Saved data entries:
---+---
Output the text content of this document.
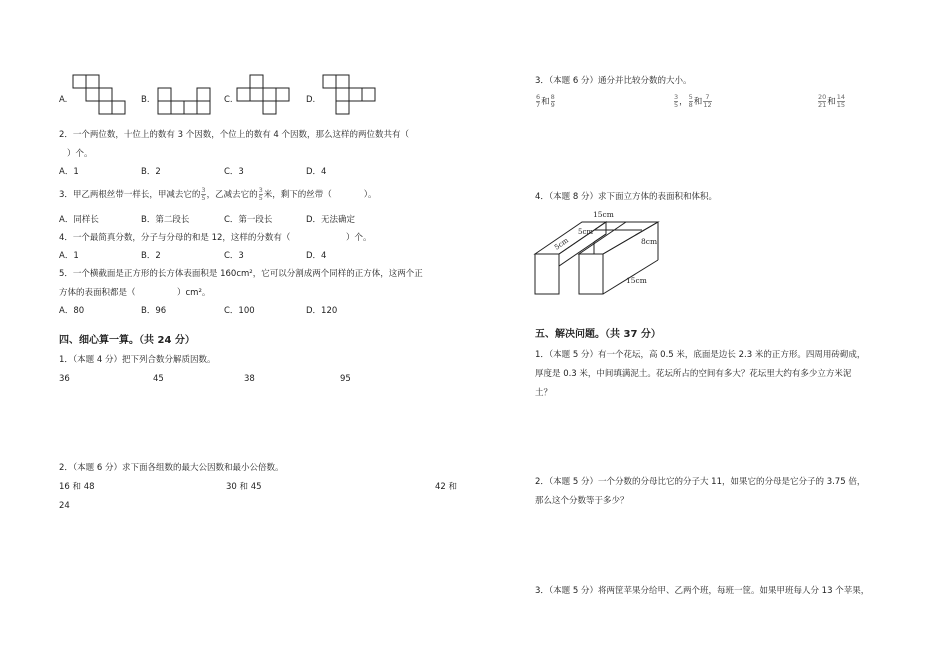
A.	B.	C.	D.
2．一个两位数，十位上的数有 3 个因数，个位上的数有 4 个因数，那么这样的两位数共有（
）个。
A．1	B．2	C．3	D．4
3．甲乙两根丝带一样长，甲减去它的 $\frac{3}{5}$ ，乙减去它的 $\frac{3}{5}$ 米，剩下的丝带（	）。
A．同样长	B．第二段长	C．第一段长	D．无法确定
4．一个最简真分数，分子与分母的和是 12，这样的分数有（	）个。
A．1	B．2	C．3	D．4
5．一个横截面是正方形的长方体表面积是 160cm²，它可以分割成两个同样的正方体，这两个正
方体的表面积都是（	）cm²。
A．80	B．96	C．100	D．120
四、细心算一算。（共 24 分）
1．（本题 4 分）把下列合数分解质因数。
36	45	38	95
2．（本题 6 分）求下面各组数的最大公因数和最小公倍数。
16 和 48	30 和 45	42 和
24
3．（本题 6 分）通分并比较分数的大小。
$\frac{6}{7}$ 和 $\frac{8}{9}$	$\frac{3}{5}$ ， $\frac{5}{8}$ 和 $\frac{7}{12}$	$\frac{20}{21}$ 和 $\frac{14}{15}$
4．（本题 8 分）求下面立方体的表面积和体积。
15cm
5cm
5cm	8cm
15cm
五、解决问题。（共 37 分）
1．（本题 5 分）有一个花坛，高 0.5 米，底面是边长 2.3 米的正方形。四周用砖砌成，
厚度是 0.3 米，中间填满泥土。花坛所占的空间有多大？花坛里大约有多少立方米泥
土？
2．（本题 5 分）一个分数的分母比它的分子大 11，如果它的分母是它分子的 3.75 倍，
那么这个分数等于多少？
3．（本题 5 分）将两筐苹果分给甲、乙两个班，每班一筐。如果甲班每人分 13 个苹果，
---+---
Repeat the records above exactly, leaving out the pictures.

Output the text content of this document.
A.	B.	C.	D.
2．一个两位数，十位上的数有 3 个因数，个位上的数有 4 个因数，那么这样的两位数共有（
）个。
A．1	B．2	C．3	D．4
3．甲乙两根丝带一样长，甲减去它的 $\frac{3}{5}$ ，乙减去它的 $\frac{3}{5}$ 米，剩下的丝带（	）。
A．同样长	B．第二段长	C．第一段长	D．无法确定
4．一个最简真分数，分子与分母的和是 12，这样的分数有（	）个。
A．1	B．2	C．3	D．4
5．一个横截面是正方形的长方体表面积是 160cm²，它可以分割成两个同样的正方体，这两个正
方体的表面积都是（	）cm²。
A．80	B．96	C．100	D．120
四、细心算一算。（共 24 分）
1．（本题 4 分）把下列合数分解质因数。
36	45	38	95
2．（本题 6 分）求下面各组数的最大公因数和最小公倍数。
16 和 48	30 和 45	42 和
24
3．（本题 6 分）通分并比较分数的大小。
$\frac{6}{7}$ 和 $\frac{8}{9}$	$\frac{3}{5}$ ， $\frac{5}{8}$ 和 $\frac{7}{12}$	$\frac{20}{21}$ 和 $\frac{14}{15}$
4．（本题 8 分）求下面立方体的表面积和体积。
15cm
5cm
5cm	8cm
15cm
五、解决问题。（共 37 分）
1．（本题 5 分）有一个花坛，高 0.5 米，底面是边长 2.3 米的正方形。四周用砖砌成，
厚度是 0.3 米，中间填满泥土。花坛所占的空间有多大？花坛里大约有多少立方米泥
土？
2．（本题 5 分）一个分数的分母比它的分子大 11，如果它的分母是它分子的 3.75 倍，
那么这个分数等于多少？
3．（本题 5 分）将两筐苹果分给甲、乙两个班，每班一筐。如果甲班每人分 13 个苹果，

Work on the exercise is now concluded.